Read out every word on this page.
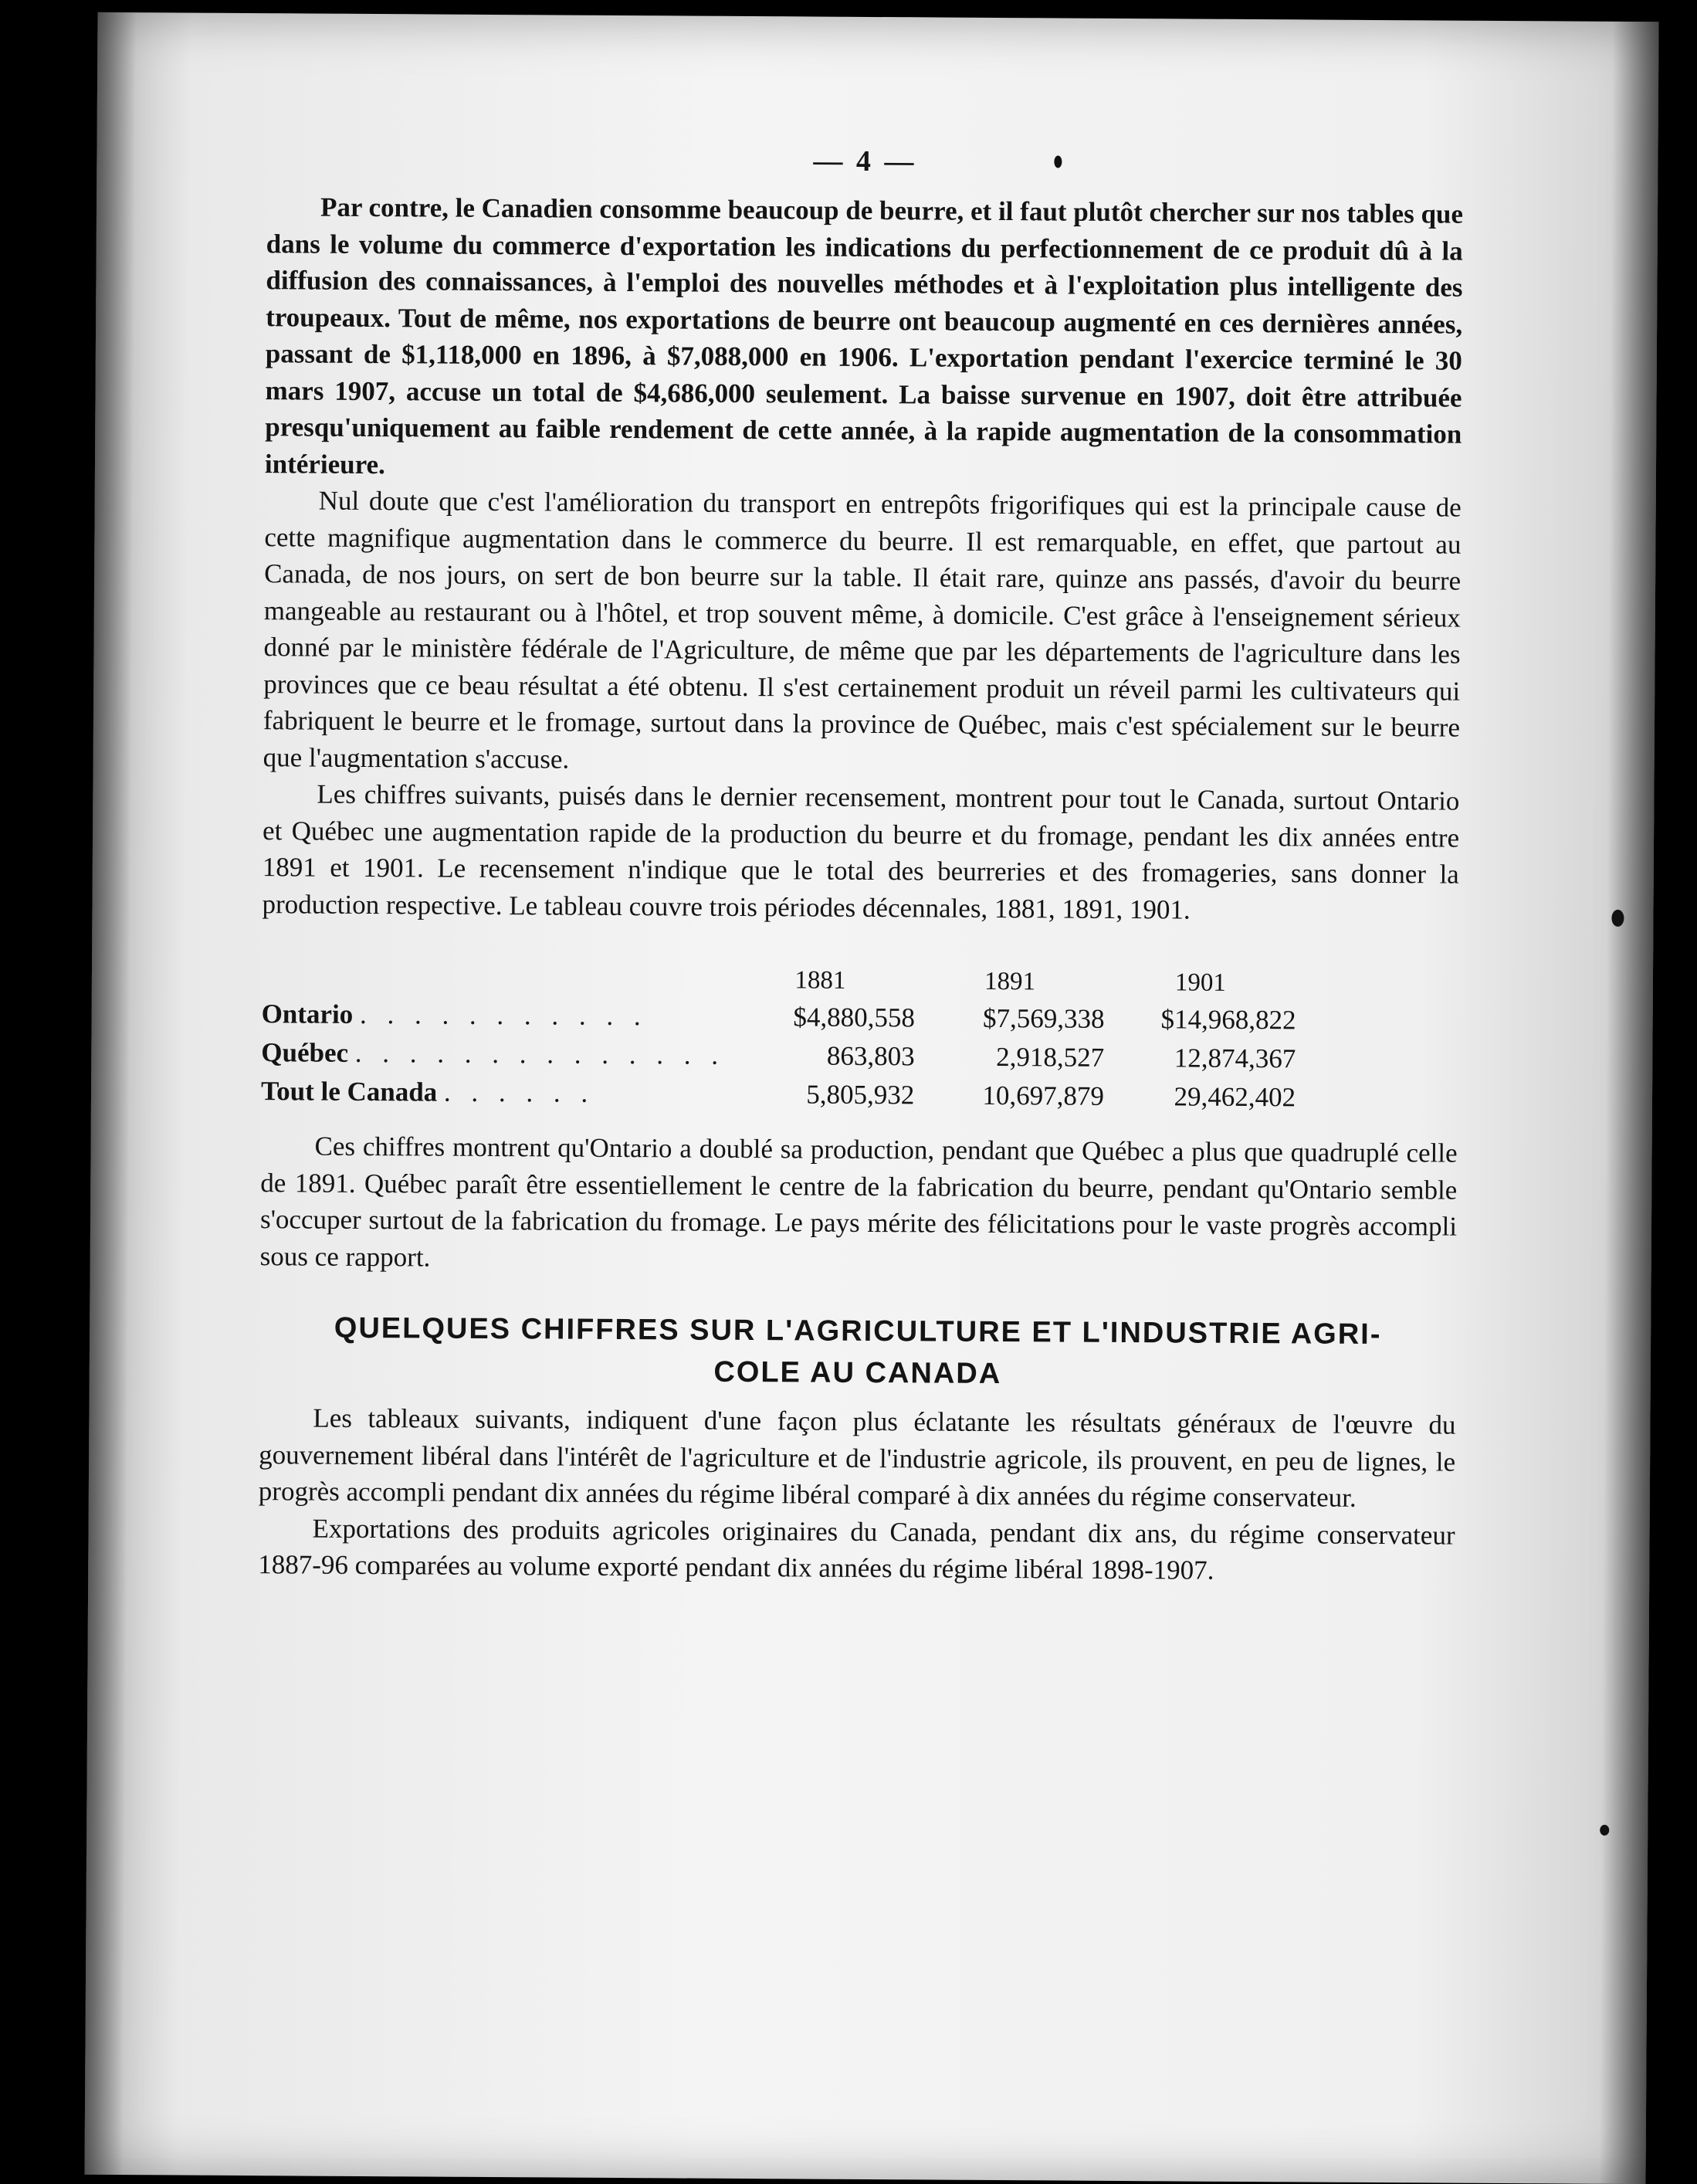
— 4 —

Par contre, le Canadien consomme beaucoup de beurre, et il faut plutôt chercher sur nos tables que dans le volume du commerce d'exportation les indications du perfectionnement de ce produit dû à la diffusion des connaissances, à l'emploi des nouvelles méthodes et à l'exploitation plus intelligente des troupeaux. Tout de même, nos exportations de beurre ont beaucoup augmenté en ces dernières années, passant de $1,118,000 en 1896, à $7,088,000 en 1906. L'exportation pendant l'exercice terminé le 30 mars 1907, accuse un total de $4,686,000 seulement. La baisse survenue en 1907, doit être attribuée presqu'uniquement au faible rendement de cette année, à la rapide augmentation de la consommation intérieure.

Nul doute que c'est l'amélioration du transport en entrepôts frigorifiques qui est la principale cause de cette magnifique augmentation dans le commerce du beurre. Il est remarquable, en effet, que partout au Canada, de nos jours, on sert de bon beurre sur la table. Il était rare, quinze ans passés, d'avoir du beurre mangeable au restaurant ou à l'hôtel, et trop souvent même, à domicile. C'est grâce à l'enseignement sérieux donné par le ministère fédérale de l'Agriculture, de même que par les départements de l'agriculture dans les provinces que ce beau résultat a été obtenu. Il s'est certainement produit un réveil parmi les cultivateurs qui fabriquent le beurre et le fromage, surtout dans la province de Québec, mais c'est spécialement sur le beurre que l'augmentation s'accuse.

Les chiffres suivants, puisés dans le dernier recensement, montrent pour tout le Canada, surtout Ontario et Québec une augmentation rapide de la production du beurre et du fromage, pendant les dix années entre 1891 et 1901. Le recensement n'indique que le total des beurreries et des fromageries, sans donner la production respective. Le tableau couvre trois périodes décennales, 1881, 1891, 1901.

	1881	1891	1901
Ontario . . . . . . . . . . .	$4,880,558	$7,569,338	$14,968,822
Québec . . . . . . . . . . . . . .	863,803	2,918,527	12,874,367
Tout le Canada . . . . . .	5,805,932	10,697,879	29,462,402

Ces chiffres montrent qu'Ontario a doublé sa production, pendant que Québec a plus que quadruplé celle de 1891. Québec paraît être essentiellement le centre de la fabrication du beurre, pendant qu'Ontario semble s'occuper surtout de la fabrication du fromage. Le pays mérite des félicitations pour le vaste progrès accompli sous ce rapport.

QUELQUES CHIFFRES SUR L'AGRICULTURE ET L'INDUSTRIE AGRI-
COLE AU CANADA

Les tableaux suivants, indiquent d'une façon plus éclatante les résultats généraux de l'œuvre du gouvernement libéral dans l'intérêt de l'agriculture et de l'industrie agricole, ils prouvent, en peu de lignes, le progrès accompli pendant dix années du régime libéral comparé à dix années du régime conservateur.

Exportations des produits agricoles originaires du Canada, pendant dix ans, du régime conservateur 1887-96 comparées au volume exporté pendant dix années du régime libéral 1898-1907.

● ● ●

Work to complete:
Reproduce each entry precisely, dropping only the pictures.

Completed exercise:
Read out every word on this page.
— 4 —

Par contre, le Canadien consomme beaucoup de beurre, et il faut plutôt chercher sur nos tables que dans le volume du commerce d'exportation les indications du perfectionnement de ce produit dû à la diffusion des connaissances, à l'emploi des nouvelles méthodes et à l'exploitation plus intelligente des troupeaux. Tout de même, nos exportations de beurre ont beaucoup augmenté en ces dernières années, passant de $1,118,000 en 1896, à $7,088,000 en 1906. L'exportation pendant l'exercice terminé le 30 mars 1907, accuse un total de $4,686,000 seulement. La baisse survenue en 1907, doit être attribuée presqu'uniquement au faible rendement de cette année, à la rapide augmentation de la consommation intérieure.

Nul doute que c'est l'amélioration du transport en entrepôts frigorifiques qui est la principale cause de cette magnifique augmentation dans le commerce du beurre. Il est remarquable, en effet, que partout au Canada, de nos jours, on sert de bon beurre sur la table. Il était rare, quinze ans passés, d'avoir du beurre mangeable au restaurant ou à l'hôtel, et trop souvent même, à domicile. C'est grâce à l'enseignement sérieux donné par le ministère fédérale de l'Agriculture, de même que par les départements de l'agriculture dans les provinces que ce beau résultat a été obtenu. Il s'est certainement produit un réveil parmi les cultivateurs qui fabriquent le beurre et le fromage, surtout dans la province de Québec, mais c'est spécialement sur le beurre que l'augmentation s'accuse.

Les chiffres suivants, puisés dans le dernier recensement, montrent pour tout le Canada, surtout Ontario et Québec une augmentation rapide de la production du beurre et du fromage, pendant les dix années entre 1891 et 1901. Le recensement n'indique que le total des beurreries et des fromageries, sans donner la production respective. Le tableau couvre trois périodes décennales, 1881, 1891, 1901.

	1881	1891	1901
Ontario . . . . . . . . . . .	$4,880,558	$7,569,338	$14,968,822
Québec . . . . . . . . . . . . . .	863,803	2,918,527	12,874,367
Tout le Canada . . . . . .	5,805,932	10,697,879	29,462,402

Ces chiffres montrent qu'Ontario a doublé sa production, pendant que Québec a plus que quadruplé celle de 1891. Québec paraît être essentiellement le centre de la fabrication du beurre, pendant qu'Ontario semble s'occuper surtout de la fabrication du fromage. Le pays mérite des félicitations pour le vaste progrès accompli sous ce rapport.

QUELQUES CHIFFRES SUR L'AGRICULTURE ET L'INDUSTRIE AGRI-
COLE AU CANADA

Les tableaux suivants, indiquent d'une façon plus éclatante les résultats généraux de l'œuvre du gouvernement libéral dans l'intérêt de l'agriculture et de l'industrie agricole, ils prouvent, en peu de lignes, le progrès accompli pendant dix années du régime libéral comparé à dix années du régime conservateur.

Exportations des produits agricoles originaires du Canada, pendant dix ans, du régime conservateur 1887-96 comparées au volume exporté pendant dix années du régime libéral 1898-1907.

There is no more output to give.